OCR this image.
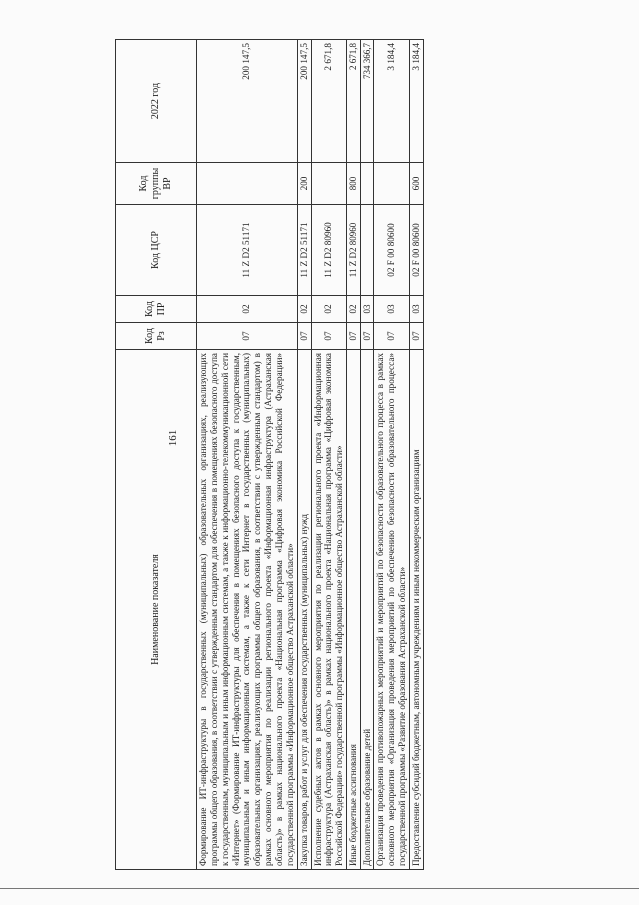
161
Наименование показателя	Код Рз	Код ПР	Код ЦСР	Код группы ВР	2022 год
Формирование ИТ-инфраструктуры в государственных (муниципальных) образовательных организациях, реализующих программы общего образования, в соответствии с утвержденным стандартом для обеспечения в помещениях безопасного доступа к государственным, муниципальным и иным информационным системам, а также к информационно-телекоммуникационной сети «Интернет» (Формирование ИТ-инфраструктуры для обеспечения в помещениях безопасного доступа к государственным, муниципальным и иным информационным системам, а также к сети Интернет в государственных (муниципальных) образовательных организациях, реализующих программы общего образования, в соответствии с утвержденным стандартом) в рамках основного мероприятия по реализации регионального проекта «Информационная инфраструктура (Астраханская область)» в рамках национального проекта «Национальная программа «Цифровая экономика Российской Федерации» государственной программы «Информационное общество Астраханской области»	07	02	11 Z D2 51171		200 147,5
Закупка товаров, работ и услуг для обеспечения государственных (муниципальных) нужд	07	02	11 Z D2 51171	200	200 147,5
Исполнение судебных актов в рамках основного мероприятия по реализации регионального проекта «Информационная инфраструктура (Астраханская область)» в рамках национального проекта «Национальная программа «Цифровая экономика Российской Федерации» государственной программы «Информационное общество Астраханской области»	07	02	11 Z D2 80960		2 671,8
Иные бюджетные ассигнования	07	02	11 Z D2 80960	800	2 671,8
Дополнительное образование детей	07	03			734 366,7
Организация проведения противопожарных мероприятий и мероприятий по безопасности образовательного процесса в рамках основного мероприятия «Организация проведения мероприятий по обеспечению безопасности образовательного процесса» государственной программы «Развитие образования Астраханской области»	07	03	02 F 00 80600		3 184,4
Предоставление субсидий бюджетным, автономным учреждениям и иным некоммерческим организациям	07	03	02 F 00 80600	600	3 184,4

========

• **Stated goal**
Your task is to repeat the data above exactly while excluding the pictures.

• **Result of this exercise**
OCR this image.
161
Наименование показателя	Код Рз	Код ПР	Код ЦСР	Код группы ВР	2022 год
Формирование ИТ-инфраструктуры в государственных (муниципальных) образовательных организациях, реализующих программы общего образования, в соответствии с утвержденным стандартом для обеспечения в помещениях безопасного доступа к государственным, муниципальным и иным информационным системам, а также к информационно-телекоммуникационной сети «Интернет» (Формирование ИТ-инфраструктуры для обеспечения в помещениях безопасного доступа к государственным, муниципальным и иным информационным системам, а также к сети Интернет в государственных (муниципальных) образовательных организациях, реализующих программы общего образования, в соответствии с утвержденным стандартом) в рамках основного мероприятия по реализации регионального проекта «Информационная инфраструктура (Астраханская область)» в рамках национального проекта «Национальная программа «Цифровая экономика Российской Федерации» государственной программы «Информационное общество Астраханской области»	07	02	11 Z D2 51171		200 147,5
Закупка товаров, работ и услуг для обеспечения государственных (муниципальных) нужд	07	02	11 Z D2 51171	200	200 147,5
Исполнение судебных актов в рамках основного мероприятия по реализации регионального проекта «Информационная инфраструктура (Астраханская область)» в рамках национального проекта «Национальная программа «Цифровая экономика Российской Федерации» государственной программы «Информационное общество Астраханской области»	07	02	11 Z D2 80960		2 671,8
Иные бюджетные ассигнования	07	02	11 Z D2 80960	800	2 671,8
Дополнительное образование детей	07	03			734 366,7
Организация проведения противопожарных мероприятий и мероприятий по безопасности образовательного процесса в рамках основного мероприятия «Организация проведения мероприятий по обеспечению безопасности образовательного процесса» государственной программы «Развитие образования Астраханской области»	07	03	02 F 00 80600		3 184,4
Предоставление субсидий бюджетным, автономным учреждениям и иным некоммерческим организациям	07	03	02 F 00 80600	600	3 184,4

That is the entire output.